RAW DATA:

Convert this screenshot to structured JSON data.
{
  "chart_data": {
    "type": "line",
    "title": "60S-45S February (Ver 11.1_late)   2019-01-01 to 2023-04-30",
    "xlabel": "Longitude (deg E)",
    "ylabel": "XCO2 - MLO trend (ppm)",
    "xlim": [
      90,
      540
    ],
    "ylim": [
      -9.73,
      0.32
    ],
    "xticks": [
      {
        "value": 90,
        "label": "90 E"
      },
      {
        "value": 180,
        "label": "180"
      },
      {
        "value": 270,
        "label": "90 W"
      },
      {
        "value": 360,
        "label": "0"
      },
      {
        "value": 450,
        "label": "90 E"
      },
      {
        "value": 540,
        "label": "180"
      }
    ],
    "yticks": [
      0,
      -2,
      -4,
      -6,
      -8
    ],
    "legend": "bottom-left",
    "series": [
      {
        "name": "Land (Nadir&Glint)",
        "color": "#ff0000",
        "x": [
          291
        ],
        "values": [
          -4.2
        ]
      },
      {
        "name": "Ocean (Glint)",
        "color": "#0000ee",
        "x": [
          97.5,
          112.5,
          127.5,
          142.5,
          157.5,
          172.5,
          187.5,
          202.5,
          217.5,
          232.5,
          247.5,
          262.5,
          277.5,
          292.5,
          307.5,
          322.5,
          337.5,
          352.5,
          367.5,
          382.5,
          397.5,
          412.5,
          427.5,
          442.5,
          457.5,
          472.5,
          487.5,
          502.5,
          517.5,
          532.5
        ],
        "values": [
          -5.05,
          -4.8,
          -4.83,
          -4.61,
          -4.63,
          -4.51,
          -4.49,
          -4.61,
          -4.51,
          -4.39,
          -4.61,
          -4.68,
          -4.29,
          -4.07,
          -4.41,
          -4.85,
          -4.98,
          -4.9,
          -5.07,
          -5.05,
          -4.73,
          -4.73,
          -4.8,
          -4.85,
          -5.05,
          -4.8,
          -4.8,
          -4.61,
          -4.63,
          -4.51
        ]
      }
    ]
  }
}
---
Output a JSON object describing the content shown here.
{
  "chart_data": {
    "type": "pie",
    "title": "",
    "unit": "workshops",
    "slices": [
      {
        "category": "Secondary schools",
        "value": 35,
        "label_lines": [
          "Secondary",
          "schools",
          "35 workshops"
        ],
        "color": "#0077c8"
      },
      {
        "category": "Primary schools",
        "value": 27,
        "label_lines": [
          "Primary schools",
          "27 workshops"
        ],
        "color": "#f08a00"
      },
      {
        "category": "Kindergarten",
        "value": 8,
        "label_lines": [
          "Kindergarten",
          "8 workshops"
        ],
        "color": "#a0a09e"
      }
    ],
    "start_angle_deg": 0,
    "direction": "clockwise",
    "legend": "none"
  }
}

PROBLEM DETAILS: Scan the material above. Copy each line that holds the word "Kindergarten".

TASK RESPONSE:
        "category": "Kindergarten",
          "Kindergarten",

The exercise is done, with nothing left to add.